_WHAT YOU WILL DO_:
How many lines in these records hold the string "Loon"? State only that number.

----

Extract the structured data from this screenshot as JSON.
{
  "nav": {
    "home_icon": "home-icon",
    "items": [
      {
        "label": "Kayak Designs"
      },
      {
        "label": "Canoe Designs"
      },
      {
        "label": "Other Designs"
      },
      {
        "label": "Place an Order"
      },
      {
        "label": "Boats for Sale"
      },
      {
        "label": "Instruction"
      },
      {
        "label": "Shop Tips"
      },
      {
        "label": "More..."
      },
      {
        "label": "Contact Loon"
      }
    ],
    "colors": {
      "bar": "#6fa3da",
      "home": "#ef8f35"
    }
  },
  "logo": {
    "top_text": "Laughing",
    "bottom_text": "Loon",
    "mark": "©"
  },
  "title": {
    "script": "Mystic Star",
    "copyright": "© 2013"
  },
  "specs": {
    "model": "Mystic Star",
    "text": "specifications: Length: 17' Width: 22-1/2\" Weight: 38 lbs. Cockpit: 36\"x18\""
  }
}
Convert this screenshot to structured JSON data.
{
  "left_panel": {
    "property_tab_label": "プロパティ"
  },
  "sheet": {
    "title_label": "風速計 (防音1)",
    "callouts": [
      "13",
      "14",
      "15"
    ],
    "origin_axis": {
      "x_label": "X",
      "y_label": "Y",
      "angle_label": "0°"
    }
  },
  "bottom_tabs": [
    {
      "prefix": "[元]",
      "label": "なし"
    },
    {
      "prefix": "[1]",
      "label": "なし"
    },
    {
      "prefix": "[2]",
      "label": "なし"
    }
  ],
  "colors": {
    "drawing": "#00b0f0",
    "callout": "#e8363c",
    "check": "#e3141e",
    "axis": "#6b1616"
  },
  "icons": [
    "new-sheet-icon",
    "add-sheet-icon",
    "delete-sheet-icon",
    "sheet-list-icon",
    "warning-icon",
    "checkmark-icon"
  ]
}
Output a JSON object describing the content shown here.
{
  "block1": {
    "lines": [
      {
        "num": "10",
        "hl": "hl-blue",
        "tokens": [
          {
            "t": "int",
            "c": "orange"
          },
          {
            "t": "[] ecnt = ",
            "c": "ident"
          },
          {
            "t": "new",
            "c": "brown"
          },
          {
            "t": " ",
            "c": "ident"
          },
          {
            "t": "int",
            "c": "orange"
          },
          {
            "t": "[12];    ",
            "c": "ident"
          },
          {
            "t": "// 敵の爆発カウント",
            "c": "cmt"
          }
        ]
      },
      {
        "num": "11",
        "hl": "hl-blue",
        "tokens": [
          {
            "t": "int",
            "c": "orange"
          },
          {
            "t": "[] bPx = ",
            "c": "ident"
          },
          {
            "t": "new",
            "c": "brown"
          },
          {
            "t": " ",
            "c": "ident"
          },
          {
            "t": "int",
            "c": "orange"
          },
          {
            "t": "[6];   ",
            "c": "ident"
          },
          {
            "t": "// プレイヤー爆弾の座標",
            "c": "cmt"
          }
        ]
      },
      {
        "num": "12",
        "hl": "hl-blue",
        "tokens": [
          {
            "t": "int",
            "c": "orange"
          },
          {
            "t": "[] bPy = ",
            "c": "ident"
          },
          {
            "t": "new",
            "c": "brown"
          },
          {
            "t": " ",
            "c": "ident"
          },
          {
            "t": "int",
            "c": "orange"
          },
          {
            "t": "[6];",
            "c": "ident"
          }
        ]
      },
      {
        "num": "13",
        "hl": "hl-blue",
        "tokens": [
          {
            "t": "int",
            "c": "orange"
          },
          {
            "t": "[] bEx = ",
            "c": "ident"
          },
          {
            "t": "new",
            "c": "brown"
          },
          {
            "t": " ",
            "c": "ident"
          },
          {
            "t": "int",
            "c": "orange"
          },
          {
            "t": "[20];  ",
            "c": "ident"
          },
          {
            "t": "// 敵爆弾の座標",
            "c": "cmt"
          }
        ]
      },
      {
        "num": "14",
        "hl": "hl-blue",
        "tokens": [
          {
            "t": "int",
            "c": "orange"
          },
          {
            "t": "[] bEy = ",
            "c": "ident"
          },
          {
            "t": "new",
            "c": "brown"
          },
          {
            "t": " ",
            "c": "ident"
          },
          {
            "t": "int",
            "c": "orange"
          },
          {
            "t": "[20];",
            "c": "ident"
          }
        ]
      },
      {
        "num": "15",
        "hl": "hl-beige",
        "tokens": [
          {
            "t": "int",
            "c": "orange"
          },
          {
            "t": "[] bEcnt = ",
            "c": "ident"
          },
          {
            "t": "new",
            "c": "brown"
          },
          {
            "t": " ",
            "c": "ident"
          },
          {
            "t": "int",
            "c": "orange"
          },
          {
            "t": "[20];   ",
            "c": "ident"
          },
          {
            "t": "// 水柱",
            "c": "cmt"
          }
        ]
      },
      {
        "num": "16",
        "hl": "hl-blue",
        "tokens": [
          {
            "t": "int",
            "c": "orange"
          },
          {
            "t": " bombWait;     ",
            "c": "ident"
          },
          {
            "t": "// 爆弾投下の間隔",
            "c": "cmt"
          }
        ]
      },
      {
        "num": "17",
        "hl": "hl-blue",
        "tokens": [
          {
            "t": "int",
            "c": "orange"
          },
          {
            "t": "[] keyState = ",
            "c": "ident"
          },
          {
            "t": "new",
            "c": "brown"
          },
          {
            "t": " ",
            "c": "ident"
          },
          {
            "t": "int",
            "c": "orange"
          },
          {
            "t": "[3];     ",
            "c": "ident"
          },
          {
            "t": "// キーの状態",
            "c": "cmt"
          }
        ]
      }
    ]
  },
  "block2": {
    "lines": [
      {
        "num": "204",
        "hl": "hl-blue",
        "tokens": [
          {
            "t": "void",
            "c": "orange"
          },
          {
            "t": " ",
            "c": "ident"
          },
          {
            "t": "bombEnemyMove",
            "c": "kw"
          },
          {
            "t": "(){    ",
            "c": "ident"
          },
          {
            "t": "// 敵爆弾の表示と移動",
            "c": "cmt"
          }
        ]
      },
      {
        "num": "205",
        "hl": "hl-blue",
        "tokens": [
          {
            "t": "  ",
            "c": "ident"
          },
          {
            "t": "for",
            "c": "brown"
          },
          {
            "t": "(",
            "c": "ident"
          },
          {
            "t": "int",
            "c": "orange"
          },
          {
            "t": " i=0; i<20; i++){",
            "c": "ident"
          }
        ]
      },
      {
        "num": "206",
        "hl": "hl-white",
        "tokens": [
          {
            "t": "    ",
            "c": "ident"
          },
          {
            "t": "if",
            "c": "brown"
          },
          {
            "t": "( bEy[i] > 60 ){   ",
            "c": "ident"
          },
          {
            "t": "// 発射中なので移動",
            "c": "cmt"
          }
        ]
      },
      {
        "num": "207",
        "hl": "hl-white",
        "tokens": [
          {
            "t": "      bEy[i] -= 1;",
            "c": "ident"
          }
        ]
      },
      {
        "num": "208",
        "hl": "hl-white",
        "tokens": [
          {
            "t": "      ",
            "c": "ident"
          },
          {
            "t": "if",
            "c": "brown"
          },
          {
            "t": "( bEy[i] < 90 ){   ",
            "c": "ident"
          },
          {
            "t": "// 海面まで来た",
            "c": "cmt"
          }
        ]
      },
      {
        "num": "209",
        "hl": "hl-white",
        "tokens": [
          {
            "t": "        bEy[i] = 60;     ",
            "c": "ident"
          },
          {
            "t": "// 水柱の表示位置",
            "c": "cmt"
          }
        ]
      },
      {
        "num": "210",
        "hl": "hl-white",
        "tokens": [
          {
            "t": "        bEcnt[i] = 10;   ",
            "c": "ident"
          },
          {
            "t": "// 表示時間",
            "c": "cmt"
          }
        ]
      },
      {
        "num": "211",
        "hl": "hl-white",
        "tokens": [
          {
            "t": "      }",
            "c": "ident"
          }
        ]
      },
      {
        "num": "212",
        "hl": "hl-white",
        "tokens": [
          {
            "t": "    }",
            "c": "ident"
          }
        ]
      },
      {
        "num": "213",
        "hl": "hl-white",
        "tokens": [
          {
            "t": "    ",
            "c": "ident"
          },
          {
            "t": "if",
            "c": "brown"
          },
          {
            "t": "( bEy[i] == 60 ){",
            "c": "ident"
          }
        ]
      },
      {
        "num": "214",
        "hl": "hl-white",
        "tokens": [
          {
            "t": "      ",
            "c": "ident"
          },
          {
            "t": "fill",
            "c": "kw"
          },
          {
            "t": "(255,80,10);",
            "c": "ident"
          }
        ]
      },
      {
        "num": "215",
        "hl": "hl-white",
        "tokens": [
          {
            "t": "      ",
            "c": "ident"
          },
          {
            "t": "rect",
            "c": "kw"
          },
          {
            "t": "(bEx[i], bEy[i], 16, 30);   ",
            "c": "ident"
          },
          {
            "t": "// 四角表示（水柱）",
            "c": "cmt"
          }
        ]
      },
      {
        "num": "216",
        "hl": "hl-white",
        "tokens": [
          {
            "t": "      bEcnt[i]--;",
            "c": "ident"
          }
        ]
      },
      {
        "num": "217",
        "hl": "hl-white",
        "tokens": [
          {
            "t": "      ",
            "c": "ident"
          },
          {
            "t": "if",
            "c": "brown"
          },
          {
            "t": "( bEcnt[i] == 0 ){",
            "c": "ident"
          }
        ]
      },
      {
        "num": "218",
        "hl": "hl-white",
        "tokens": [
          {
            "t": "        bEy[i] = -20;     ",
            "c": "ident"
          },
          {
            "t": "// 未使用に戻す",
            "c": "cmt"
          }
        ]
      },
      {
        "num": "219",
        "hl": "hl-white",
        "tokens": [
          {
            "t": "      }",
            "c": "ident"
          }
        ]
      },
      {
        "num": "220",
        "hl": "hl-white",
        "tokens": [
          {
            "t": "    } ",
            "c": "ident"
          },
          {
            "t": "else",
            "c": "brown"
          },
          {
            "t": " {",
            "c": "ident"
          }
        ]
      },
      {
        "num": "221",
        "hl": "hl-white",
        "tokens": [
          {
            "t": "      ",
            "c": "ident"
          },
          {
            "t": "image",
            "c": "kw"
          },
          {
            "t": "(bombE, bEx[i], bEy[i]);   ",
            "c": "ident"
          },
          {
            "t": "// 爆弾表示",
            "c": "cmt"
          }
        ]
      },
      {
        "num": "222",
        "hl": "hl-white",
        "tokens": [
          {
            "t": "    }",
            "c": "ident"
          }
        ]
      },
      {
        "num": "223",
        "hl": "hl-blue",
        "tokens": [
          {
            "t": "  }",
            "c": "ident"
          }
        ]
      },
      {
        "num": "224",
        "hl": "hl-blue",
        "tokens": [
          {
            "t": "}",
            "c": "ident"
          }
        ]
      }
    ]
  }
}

----

_REPLY_:
2